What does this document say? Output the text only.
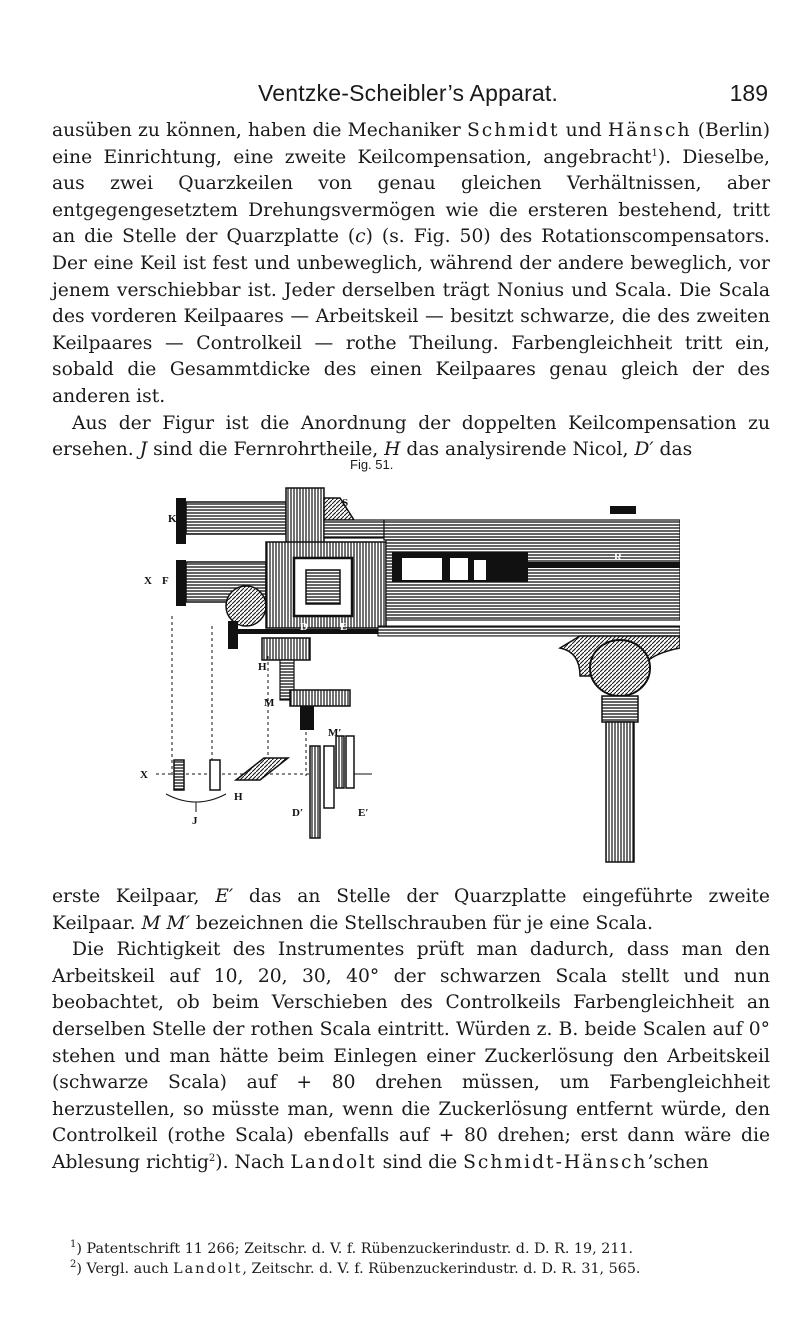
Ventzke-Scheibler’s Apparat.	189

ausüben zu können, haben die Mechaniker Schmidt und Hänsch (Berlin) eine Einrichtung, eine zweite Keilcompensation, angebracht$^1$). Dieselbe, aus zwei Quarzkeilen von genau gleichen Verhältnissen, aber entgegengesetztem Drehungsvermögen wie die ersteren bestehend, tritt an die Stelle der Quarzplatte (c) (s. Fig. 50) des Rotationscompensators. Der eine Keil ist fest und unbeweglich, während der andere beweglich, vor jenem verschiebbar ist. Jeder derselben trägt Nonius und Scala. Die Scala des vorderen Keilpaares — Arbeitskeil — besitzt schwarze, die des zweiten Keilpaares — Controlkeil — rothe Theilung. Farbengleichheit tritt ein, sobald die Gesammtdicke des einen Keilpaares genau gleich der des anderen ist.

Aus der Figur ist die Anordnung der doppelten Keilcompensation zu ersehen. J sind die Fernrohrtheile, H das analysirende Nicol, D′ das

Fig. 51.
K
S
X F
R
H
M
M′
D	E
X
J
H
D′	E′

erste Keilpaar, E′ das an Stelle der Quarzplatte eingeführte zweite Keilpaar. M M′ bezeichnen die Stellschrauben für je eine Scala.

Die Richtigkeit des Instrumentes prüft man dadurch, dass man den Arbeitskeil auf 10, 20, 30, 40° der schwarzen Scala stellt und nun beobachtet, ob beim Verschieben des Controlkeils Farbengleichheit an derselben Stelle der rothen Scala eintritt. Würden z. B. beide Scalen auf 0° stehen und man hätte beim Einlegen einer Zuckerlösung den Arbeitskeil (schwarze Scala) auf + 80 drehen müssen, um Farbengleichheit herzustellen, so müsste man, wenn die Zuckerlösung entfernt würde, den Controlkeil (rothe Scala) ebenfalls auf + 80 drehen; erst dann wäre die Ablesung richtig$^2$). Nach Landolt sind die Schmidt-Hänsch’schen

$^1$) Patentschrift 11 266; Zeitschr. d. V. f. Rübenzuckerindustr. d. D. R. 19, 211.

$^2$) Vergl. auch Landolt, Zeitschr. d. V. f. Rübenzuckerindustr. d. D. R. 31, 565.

---

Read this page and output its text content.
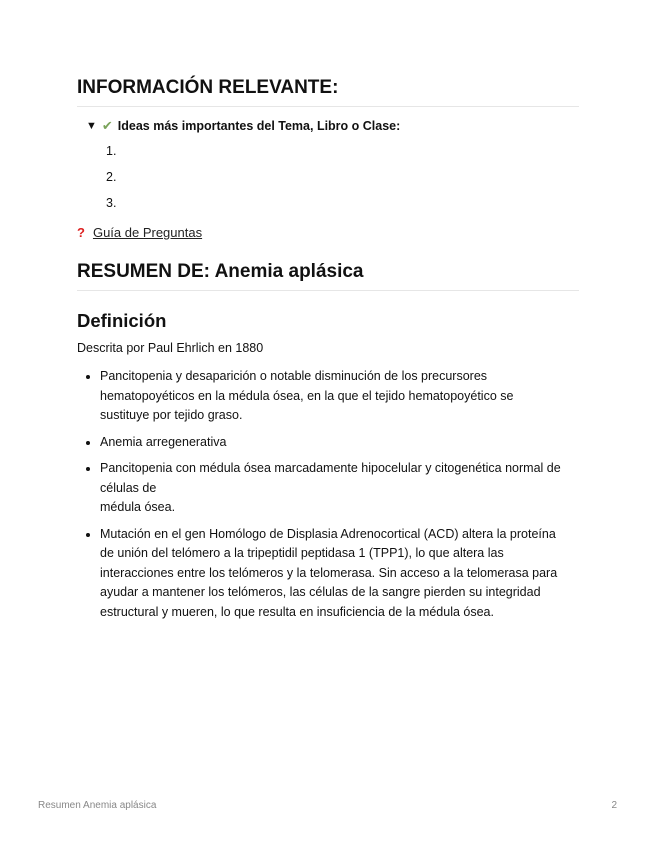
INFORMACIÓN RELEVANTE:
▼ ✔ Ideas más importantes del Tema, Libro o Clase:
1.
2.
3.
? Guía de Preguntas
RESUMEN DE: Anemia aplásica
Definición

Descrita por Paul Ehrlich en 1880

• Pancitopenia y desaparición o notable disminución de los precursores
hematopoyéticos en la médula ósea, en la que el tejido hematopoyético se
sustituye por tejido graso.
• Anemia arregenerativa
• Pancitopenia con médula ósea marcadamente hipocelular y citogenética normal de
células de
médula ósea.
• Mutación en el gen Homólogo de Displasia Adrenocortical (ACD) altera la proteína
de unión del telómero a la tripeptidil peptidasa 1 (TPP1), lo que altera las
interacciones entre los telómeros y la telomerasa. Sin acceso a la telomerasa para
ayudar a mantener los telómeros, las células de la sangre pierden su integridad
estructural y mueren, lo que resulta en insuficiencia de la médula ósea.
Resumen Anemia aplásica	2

...

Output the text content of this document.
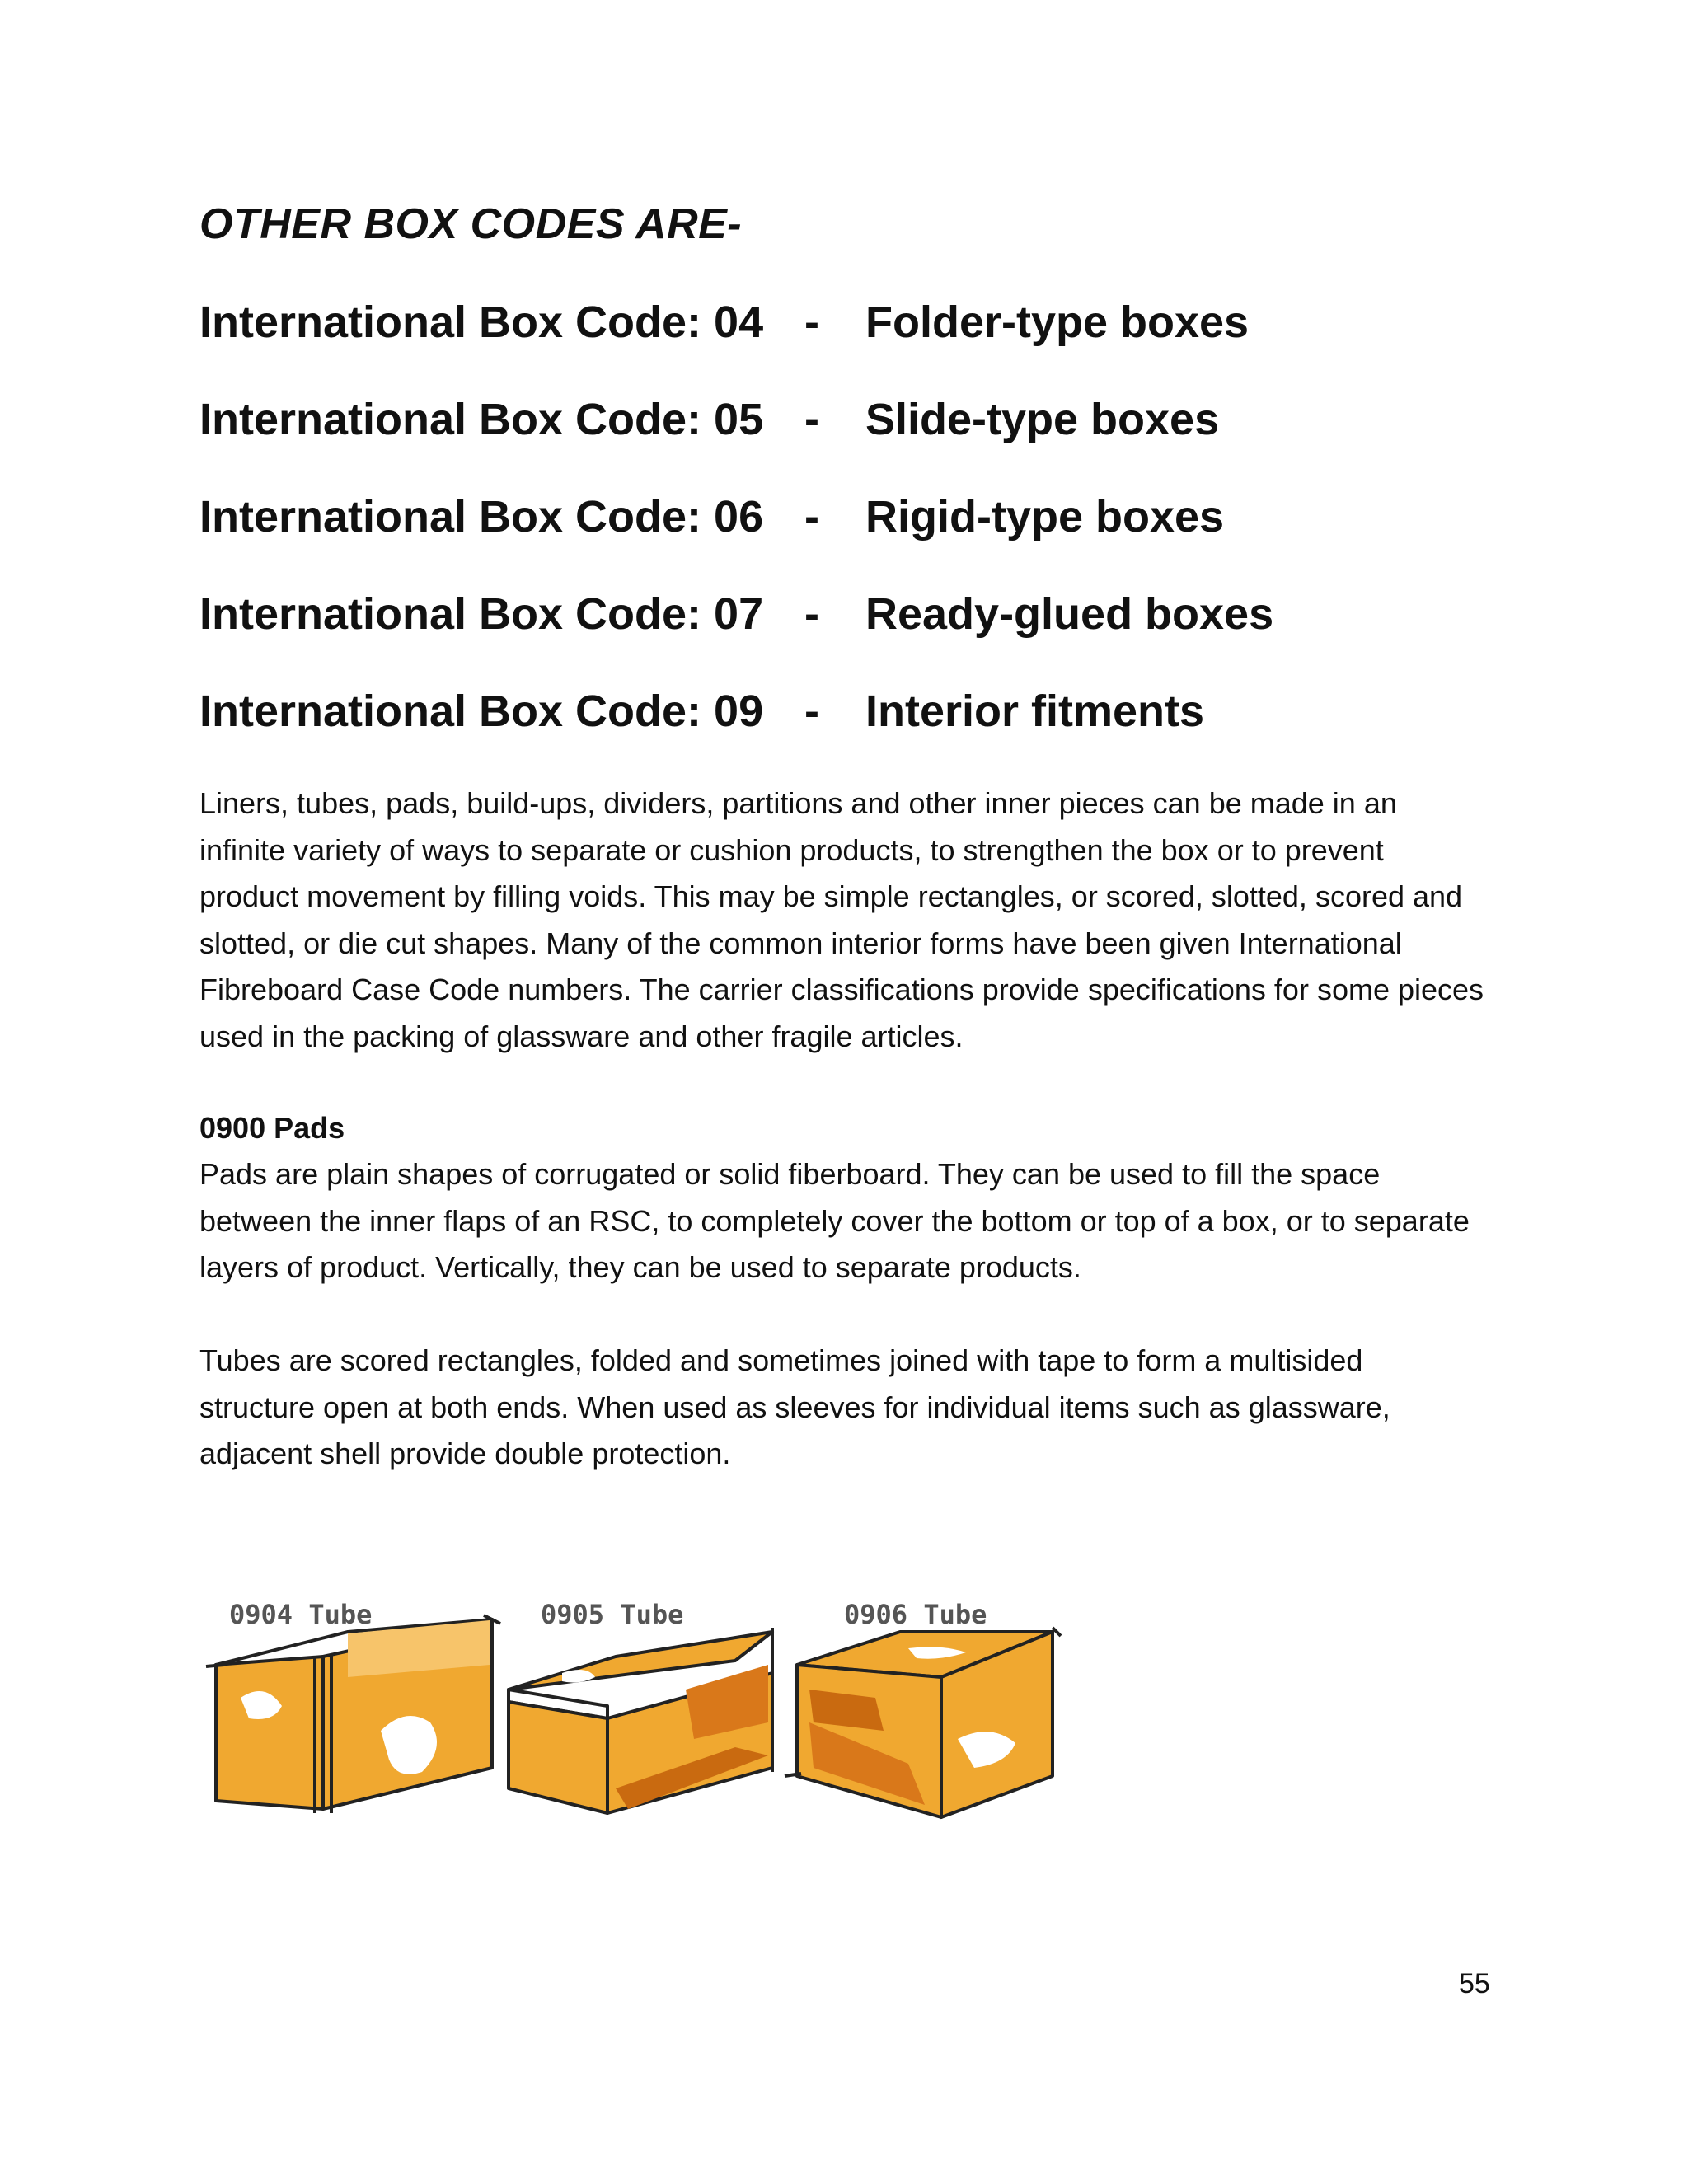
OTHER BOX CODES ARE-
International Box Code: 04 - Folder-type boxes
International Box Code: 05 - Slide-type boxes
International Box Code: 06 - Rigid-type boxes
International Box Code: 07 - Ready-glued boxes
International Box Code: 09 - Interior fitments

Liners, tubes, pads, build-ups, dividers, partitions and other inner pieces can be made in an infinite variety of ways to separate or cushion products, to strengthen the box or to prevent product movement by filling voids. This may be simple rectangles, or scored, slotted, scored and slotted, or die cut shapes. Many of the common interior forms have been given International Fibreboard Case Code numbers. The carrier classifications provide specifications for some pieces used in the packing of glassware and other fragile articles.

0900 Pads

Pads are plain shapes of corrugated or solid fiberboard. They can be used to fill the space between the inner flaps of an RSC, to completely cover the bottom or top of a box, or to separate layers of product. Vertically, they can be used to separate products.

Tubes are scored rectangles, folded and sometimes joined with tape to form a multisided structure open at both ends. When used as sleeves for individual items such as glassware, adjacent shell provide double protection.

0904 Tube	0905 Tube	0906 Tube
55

== Problem details ==
Check each line above for the word "telómeros" and copy the ones that have it.

== Response to this exercise ==
interacciones entre los telómeros y la telomerasa. Sin acceso a la telomerasa para
ayudar a mantener los telómeros, las células de la sangre pierden su integridad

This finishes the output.